--- BEGIN Information given ---

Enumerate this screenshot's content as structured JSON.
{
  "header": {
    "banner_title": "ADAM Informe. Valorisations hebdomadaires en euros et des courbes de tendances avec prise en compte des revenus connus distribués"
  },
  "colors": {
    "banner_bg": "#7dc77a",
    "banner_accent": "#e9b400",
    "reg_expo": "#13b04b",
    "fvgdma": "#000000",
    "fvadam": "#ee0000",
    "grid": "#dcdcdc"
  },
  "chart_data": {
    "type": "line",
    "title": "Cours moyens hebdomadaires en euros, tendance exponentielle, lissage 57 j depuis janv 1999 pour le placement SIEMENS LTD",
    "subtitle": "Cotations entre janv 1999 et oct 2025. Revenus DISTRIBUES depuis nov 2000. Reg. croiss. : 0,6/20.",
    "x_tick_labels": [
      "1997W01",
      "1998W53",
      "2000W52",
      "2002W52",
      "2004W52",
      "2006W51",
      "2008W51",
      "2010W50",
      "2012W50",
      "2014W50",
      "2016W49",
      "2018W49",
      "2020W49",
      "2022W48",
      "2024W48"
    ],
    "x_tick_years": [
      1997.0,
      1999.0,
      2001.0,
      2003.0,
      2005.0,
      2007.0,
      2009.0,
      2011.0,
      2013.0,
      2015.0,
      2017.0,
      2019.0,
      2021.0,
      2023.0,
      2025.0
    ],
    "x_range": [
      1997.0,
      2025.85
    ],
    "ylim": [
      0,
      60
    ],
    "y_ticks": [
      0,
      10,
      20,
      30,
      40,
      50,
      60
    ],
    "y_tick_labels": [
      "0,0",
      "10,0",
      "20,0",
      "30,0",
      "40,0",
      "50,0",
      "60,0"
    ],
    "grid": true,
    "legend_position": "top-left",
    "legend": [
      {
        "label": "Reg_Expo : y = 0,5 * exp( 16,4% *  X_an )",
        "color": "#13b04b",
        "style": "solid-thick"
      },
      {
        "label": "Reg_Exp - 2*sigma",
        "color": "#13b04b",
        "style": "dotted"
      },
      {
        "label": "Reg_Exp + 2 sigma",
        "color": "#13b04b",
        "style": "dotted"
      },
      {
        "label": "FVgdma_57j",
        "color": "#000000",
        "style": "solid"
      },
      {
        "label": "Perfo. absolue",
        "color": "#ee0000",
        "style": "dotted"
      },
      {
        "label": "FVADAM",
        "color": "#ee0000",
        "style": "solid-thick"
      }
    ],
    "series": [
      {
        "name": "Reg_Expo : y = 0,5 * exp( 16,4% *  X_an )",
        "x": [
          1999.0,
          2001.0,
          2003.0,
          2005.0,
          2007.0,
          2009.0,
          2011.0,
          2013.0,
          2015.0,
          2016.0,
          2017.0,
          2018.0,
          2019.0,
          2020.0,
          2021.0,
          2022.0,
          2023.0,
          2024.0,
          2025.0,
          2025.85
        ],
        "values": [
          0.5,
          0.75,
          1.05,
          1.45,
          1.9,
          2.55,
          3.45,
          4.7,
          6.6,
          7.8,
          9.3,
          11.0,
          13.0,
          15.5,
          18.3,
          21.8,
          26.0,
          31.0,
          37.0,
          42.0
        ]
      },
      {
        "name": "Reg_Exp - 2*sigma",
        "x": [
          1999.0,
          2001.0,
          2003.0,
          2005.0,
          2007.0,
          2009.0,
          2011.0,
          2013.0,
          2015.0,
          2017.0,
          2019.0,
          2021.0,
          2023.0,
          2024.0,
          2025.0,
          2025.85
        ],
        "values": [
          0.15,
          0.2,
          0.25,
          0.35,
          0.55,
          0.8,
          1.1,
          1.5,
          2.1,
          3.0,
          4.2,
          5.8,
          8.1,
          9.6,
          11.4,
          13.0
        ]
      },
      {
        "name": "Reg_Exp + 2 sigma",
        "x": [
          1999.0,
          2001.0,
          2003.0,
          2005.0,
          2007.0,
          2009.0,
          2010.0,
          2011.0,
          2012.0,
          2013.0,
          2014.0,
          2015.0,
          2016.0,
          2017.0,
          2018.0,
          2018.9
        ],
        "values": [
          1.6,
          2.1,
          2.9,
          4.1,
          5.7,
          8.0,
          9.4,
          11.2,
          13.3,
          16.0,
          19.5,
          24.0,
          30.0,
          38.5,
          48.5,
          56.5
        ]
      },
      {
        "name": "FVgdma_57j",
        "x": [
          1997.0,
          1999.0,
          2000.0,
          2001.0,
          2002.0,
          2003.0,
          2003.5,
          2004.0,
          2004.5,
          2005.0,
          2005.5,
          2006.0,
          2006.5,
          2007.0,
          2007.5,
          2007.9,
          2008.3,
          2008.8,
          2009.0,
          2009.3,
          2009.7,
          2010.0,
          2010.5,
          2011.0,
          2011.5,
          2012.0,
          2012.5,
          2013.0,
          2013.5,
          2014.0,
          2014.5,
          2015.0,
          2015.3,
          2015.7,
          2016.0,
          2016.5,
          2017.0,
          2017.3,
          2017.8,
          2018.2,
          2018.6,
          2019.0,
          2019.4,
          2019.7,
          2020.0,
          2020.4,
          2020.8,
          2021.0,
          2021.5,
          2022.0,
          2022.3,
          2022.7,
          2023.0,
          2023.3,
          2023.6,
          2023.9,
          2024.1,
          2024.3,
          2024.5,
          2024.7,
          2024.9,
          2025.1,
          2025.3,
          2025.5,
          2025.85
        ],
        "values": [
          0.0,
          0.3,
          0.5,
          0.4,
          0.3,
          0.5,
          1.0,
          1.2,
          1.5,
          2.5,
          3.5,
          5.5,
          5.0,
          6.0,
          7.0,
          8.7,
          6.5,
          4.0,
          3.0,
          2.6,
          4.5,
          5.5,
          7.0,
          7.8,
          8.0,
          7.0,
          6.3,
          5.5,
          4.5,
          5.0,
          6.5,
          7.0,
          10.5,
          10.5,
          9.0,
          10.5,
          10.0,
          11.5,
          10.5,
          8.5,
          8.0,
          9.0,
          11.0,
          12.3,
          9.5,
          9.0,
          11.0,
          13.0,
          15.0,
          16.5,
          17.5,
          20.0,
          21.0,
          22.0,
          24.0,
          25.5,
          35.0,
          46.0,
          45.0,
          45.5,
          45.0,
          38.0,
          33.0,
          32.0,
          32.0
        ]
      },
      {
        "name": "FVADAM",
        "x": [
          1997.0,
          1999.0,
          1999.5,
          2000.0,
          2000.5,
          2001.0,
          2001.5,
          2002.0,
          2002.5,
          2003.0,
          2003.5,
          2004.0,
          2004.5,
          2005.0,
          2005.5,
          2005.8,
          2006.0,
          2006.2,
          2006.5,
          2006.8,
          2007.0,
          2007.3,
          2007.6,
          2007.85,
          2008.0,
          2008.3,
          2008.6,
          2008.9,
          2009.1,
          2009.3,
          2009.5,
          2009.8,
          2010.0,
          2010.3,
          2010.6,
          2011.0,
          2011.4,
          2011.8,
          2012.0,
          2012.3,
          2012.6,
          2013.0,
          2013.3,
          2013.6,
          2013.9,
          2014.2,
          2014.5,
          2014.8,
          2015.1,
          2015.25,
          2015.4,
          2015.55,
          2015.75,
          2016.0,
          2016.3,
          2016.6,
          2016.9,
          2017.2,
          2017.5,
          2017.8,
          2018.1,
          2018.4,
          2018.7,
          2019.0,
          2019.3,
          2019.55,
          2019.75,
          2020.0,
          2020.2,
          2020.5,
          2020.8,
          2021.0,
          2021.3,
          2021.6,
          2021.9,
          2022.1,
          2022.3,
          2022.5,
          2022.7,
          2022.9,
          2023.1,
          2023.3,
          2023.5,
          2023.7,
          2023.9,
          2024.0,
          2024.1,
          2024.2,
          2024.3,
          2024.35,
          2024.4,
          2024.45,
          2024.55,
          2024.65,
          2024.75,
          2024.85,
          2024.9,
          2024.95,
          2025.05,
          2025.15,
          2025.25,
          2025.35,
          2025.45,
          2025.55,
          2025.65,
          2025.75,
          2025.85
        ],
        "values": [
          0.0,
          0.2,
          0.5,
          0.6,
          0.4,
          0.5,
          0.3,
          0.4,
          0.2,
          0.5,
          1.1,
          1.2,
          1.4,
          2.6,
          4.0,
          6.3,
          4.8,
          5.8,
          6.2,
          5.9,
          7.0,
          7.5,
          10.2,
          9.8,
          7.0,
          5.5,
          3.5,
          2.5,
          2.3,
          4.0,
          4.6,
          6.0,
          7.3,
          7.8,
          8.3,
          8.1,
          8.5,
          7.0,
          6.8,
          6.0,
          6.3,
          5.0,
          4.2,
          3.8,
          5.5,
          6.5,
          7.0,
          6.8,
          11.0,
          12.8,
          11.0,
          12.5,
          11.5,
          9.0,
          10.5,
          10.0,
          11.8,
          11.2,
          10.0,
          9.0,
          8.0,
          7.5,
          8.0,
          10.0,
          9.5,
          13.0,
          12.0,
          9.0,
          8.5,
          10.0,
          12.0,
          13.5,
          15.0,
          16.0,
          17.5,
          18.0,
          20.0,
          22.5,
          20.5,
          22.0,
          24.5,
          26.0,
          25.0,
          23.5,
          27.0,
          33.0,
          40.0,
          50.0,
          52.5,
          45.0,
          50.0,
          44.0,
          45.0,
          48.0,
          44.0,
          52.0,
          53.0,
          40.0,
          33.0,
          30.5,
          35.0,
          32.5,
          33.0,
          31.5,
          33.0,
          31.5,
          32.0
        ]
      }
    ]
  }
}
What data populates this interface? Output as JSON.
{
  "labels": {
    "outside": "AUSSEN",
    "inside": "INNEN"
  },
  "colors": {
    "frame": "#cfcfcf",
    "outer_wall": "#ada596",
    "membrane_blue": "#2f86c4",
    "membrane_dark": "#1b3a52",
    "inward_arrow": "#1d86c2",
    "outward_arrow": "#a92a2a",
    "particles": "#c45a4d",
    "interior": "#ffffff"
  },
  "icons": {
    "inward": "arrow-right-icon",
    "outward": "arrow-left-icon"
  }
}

--- END Information given ---

Give the lines from the one containing "What data populates" through the end of the entries again, exactly as written and with no other lines.

Result of the exercise =
What data populates this interface? Output as JSON.
{
  "labels": {
    "outside": "AUSSEN",
    "inside": "INNEN"
  },
  "colors": {
    "frame": "#cfcfcf",
    "outer_wall": "#ada596",
    "membrane_blue": "#2f86c4",
    "membrane_dark": "#1b3a52",
    "inward_arrow": "#1d86c2",
    "outward_arrow": "#a92a2a",
    "particles": "#c45a4d",
    "interior": "#ffffff"
  },
  "icons": {
    "inward": "arrow-right-icon",
    "outward": "arrow-left-icon"
  }
}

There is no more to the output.